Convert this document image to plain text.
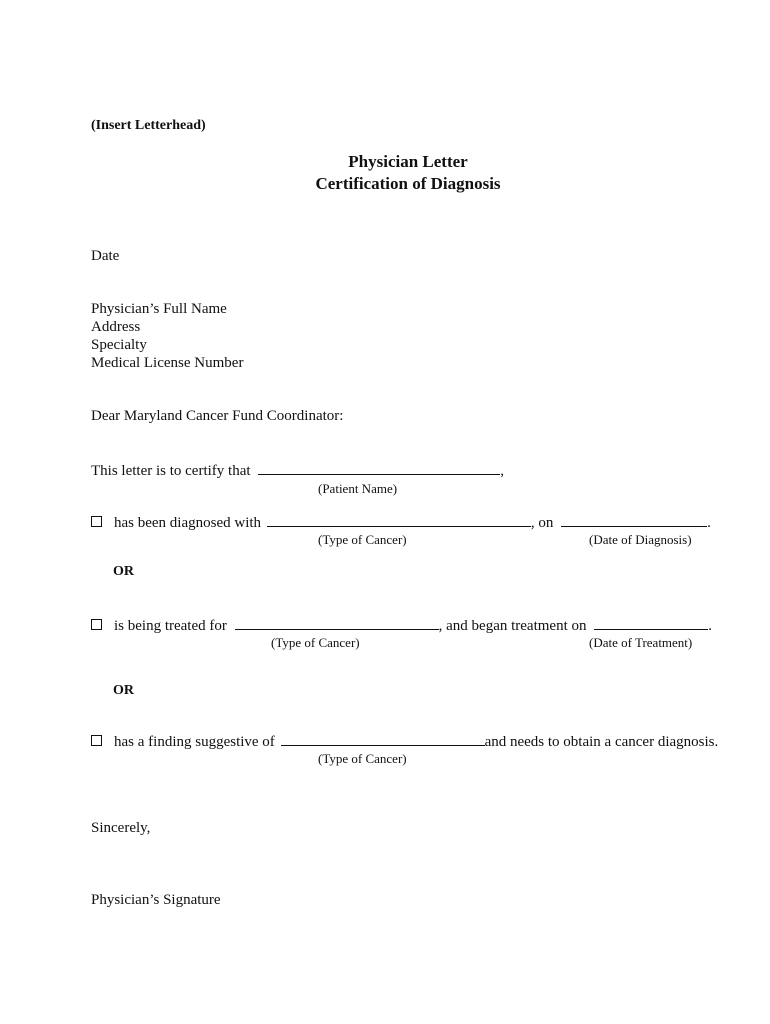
(Insert Letterhead)
Physician Letter
Certification of Diagnosis
Date
Physician’s Full Name
Address
Specialty
Medical License Number
Dear Maryland Cancer Fund Coordinator:
This letter is to certify that	,
(Patient Name)
has been diagnosed with	, on	.
(Type of Cancer)	(Date of Diagnosis)
OR
is being treated for	, and began treatment on	.
(Type of Cancer)	(Date of Treatment)
OR
has a finding suggestive of	and needs to obtain a cancer diagnosis.
(Type of Cancer)
Sincerely,
Physician’s Signature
= = = = = = =
Each record above should come back exactly the same, only without its pictures.

Convert this document image to plain text.
(Insert Letterhead)
Physician Letter
Certification of Diagnosis
Date
Physician’s Full Name
Address
Specialty
Medical License Number
Dear Maryland Cancer Fund Coordinator:
This letter is to certify that	,
(Patient Name)
has been diagnosed with	, on	.
(Type of Cancer)	(Date of Diagnosis)
OR
is being treated for	, and began treatment on	.
(Type of Cancer)	(Date of Treatment)
OR
has a finding suggestive of	and needs to obtain a cancer diagnosis.
(Type of Cancer)
Sincerely,
Physician’s Signature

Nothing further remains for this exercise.